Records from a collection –

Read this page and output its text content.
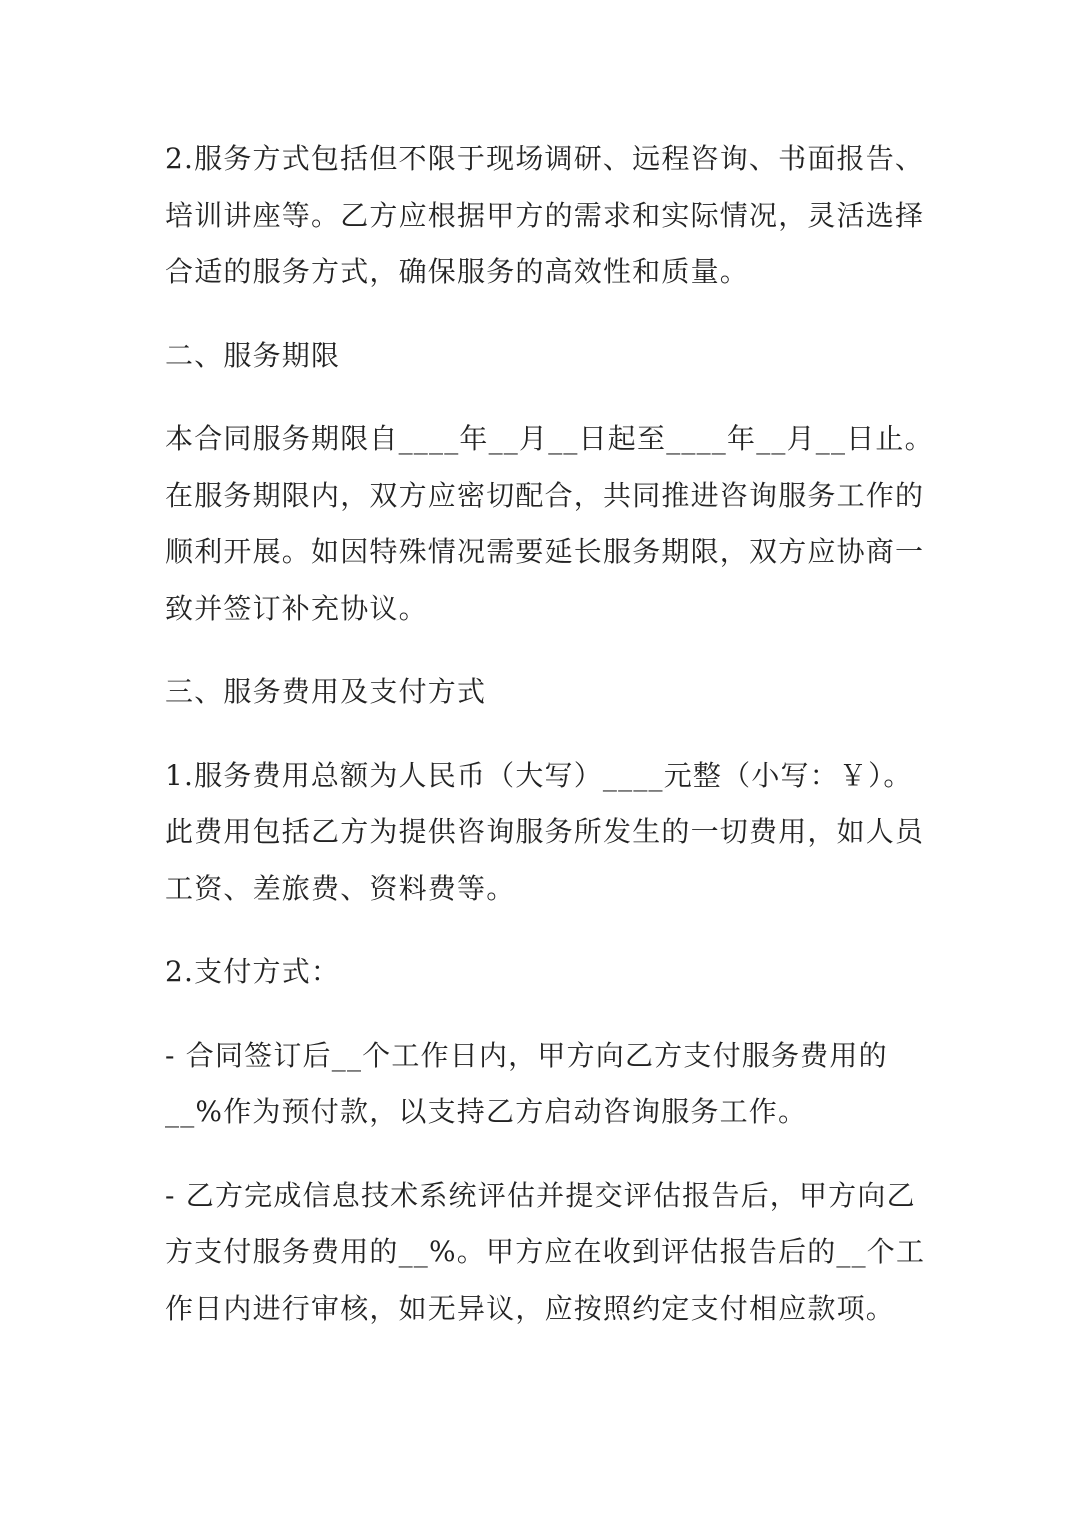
2.服务方式包括但不限于现场调研、远程咨询、书面报告、
培训讲座等。乙方应根据甲方的需求和实际情况，灵活选择
合适的服务方式，确保服务的高效性和质量。
二、服务期限
本合同服务期限自____年__月__日起至____年__月__日止。
在服务期限内，双方应密切配合，共同推进咨询服务工作的
顺利开展。如因特殊情况需要延长服务期限，双方应协商一
致并签订补充协议。
三、服务费用及支付方式
1.服务费用总额为人民币（大写）____元整（小写：￥）。
此费用包括乙方为提供咨询服务所发生的一切费用，如人员
工资、差旅费、资料费等。
2.支付方式：
- 合同签订后__个工作日内，甲方向乙方支付服务费用的
__%作为预付款，以支持乙方启动咨询服务工作。
- 乙方完成信息技术系统评估并提交评估报告后，甲方向乙
方支付服务费用的__%。甲方应在收到评估报告后的__个工
作日内进行审核，如无异议，应按照约定支付相应款项。
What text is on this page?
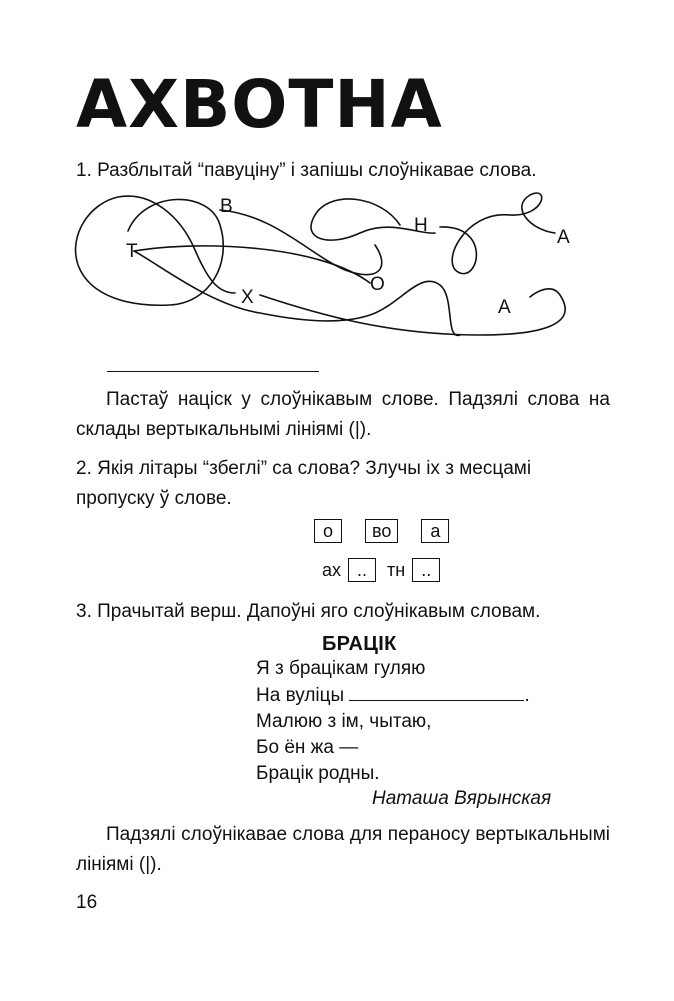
АХВОТНА

1. Разблытай “павуціну” і запішы слоўнікавае слова.

В
Н
А
Т
О
Х	А

Пастаў націск у слоўнікавым слове. Падзялі слова на склады вертыкальнымі лініямі (|).

2. Якія літары “збеглі” са слова? Злучы іх з месцамі пропуску ў слове.

о во а
ах .. тн ..

3. Прачытай верш. Дапоўні яго слоўнікавым словам.

БРАЦІК
Я з брацікам гуляю
На вуліцы	.
Малюю з ім, чытаю,
Бо ён жа —
Брацік родны.
Наташа Вярынская

Падзялі слоўнікавае слова для пераносу вертыкальнымі лініямі (|).

16
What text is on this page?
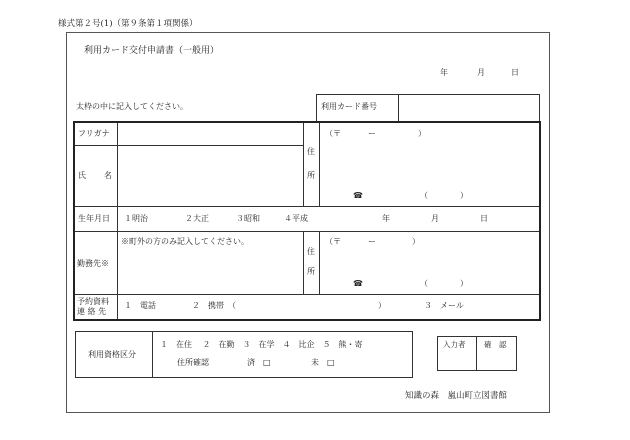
様式第２号(1)（第９条第１項関係）
利用カード交付申請書（一般用）
年	月	日
太枠の中に記入してください。	利用カード番号
フリガナ
氏 名
住
所
（〒	ー	）
☎	（	）
生年月日 １明治	２大正	３昭和	４平成	年	月	日
勤務先※
※町外の方のみ記入してください。
住
所
（〒	ー	）
☎	（	）
予約資料
連 絡 先
１　電話	２　携帯　（	）	３　メール
利用資格区分
１　在住　 ２　在勤　３　在学　４　比企　５　熊・寄
住所確認	済　□	未　□
入力者 確　認
知識の森　嵐山町立図書館
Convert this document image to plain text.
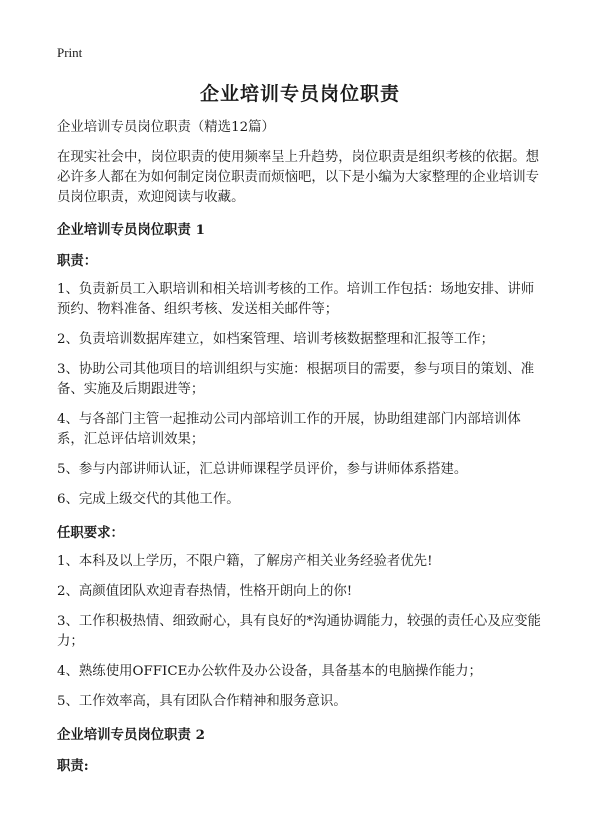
Print
企业培训专员岗位职责

企业培训专员岗位职责（精选12篇）

在现实社会中，岗位职责的使用频率呈上升趋势，岗位职责是组织考核的依据。想必许多人都在为如何制定岗位职责而烦恼吧，以下是小编为大家整理的企业培训专员岗位职责，欢迎阅读与收藏。

企业培训专员岗位职责 1

职责：

1、负责新员工入职培训和相关培训考核的工作。培训工作包括：场地安排、讲师预约、物料准备、组织考核、发送相关邮件等；

2、负责培训数据库建立，如档案管理、培训考核数据整理和汇报等工作；

3、协助公司其他项目的培训组织与实施：根据项目的需要，参与项目的策划、准备、实施及后期跟进等；

4、与各部门主管一起推动公司内部培训工作的开展，协助组建部门内部培训体系，汇总评估培训效果；

5、参与内部讲师认证，汇总讲师课程学员评价，参与讲师体系搭建。

6、完成上级交代的其他工作。

任职要求：

1、本科及以上学历，不限户籍，了解房产相关业务经验者优先!

2、高颜值团队欢迎青春热情，性格开朗向上的你!

3、工作积极热情、细致耐心，具有良好的*沟通协调能力，较强的责任心及应变能力；

4、熟练使用OFFICE办公软件及办公设备，具备基本的电脑操作能力；

5、工作效率高，具有团队合作精神和服务意识。

企业培训专员岗位职责 2

职责:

TASK BRIEF –
Copy the records exactly as they appear, excluding images.

THE COMPLETED TASK –
Read this page and output its text content.
2.服务方式包括但不限于现场调研、远程咨询、书面报告、
培训讲座等。乙方应根据甲方的需求和实际情况，灵活选择
合适的服务方式，确保服务的高效性和质量。
二、服务期限
本合同服务期限自____年__月__日起至____年__月__日止。
在服务期限内，双方应密切配合，共同推进咨询服务工作的
顺利开展。如因特殊情况需要延长服务期限，双方应协商一
致并签订补充协议。
三、服务费用及支付方式
1.服务费用总额为人民币（大写）____元整（小写：￥）。
此费用包括乙方为提供咨询服务所发生的一切费用，如人员
工资、差旅费、资料费等。
2.支付方式：
- 合同签订后__个工作日内，甲方向乙方支付服务费用的
__%作为预付款，以支持乙方启动咨询服务工作。
- 乙方完成信息技术系统评估并提交评估报告后，甲方向乙
方支付服务费用的__%。甲方应在收到评估报告后的__个工
作日内进行审核，如无异议，应按照约定支付相应款项。
What text is on this page?
АХВОТНА

1. Разблытай “павуціну” і запішы слоўнікавае слова.

В
Н
А
Т
О
Х	А

Пастаў націск у слоўнікавым слове. Падзялі слова на склады вертыкальнымі лініямі (|).

2. Якія літары “збеглі” са слова? Злучы іх з месцамі пропуску ў слове.

о во а
ах .. тн ..

3. Прачытай верш. Дапоўні яго слоўнікавым словам.

БРАЦІК
Я з брацікам гуляю
На вуліцы	.
Малюю з ім, чытаю,
Бо ён жа —
Брацік родны.
Наташа Вярынская

Падзялі слоўнікавае слова для пераносу вертыкальнымі лініямі (|).

16
What text is on this page?
様式第２号(1)（第９条第１項関係）
利用カード交付申請書（一般用）
年	月	日
太枠の中に記入してください。	利用カード番号
フリガナ
氏 名
住
所
（〒	ー	）
☎	（	）
生年月日 １明治	２大正	３昭和	４平成	年	月	日
勤務先※
※町外の方のみ記入してください。
住
所
（〒	ー	）
☎	（	）
予約資料
連 絡 先
１　電話	２　携帯　（	）	３　メール
利用資格区分
１　在住　 ２　在勤　３　在学　４　比企　５　熊・寄
住所確認	済　□	未　□
入力者 確　認
知識の森　嵐山町立図書館
Convert this document image to plain text.
Print
企业培训专员岗位职责

企业培训专员岗位职责（精选12篇）

在现实社会中，岗位职责的使用频率呈上升趋势，岗位职责是组织考核的依据。想必许多人都在为如何制定岗位职责而烦恼吧，以下是小编为大家整理的企业培训专员岗位职责，欢迎阅读与收藏。

企业培训专员岗位职责 1

职责：

1、负责新员工入职培训和相关培训考核的工作。培训工作包括：场地安排、讲师预约、物料准备、组织考核、发送相关邮件等；

2、负责培训数据库建立，如档案管理、培训考核数据整理和汇报等工作；

3、协助公司其他项目的培训组织与实施：根据项目的需要，参与项目的策划、准备、实施及后期跟进等；

4、与各部门主管一起推动公司内部培训工作的开展，协助组建部门内部培训体系，汇总评估培训效果；

5、参与内部讲师认证，汇总讲师课程学员评价，参与讲师体系搭建。

6、完成上级交代的其他工作。

任职要求：

1、本科及以上学历，不限户籍，了解房产相关业务经验者优先!

2、高颜值团队欢迎青春热情，性格开朗向上的你!

3、工作积极热情、细致耐心，具有良好的*沟通协调能力，较强的责任心及应变能力；

4、熟练使用OFFICE办公软件及办公设备，具备基本的电脑操作能力；

5、工作效率高，具有团队合作精神和服务意识。

企业培训专员岗位职责 2

职责:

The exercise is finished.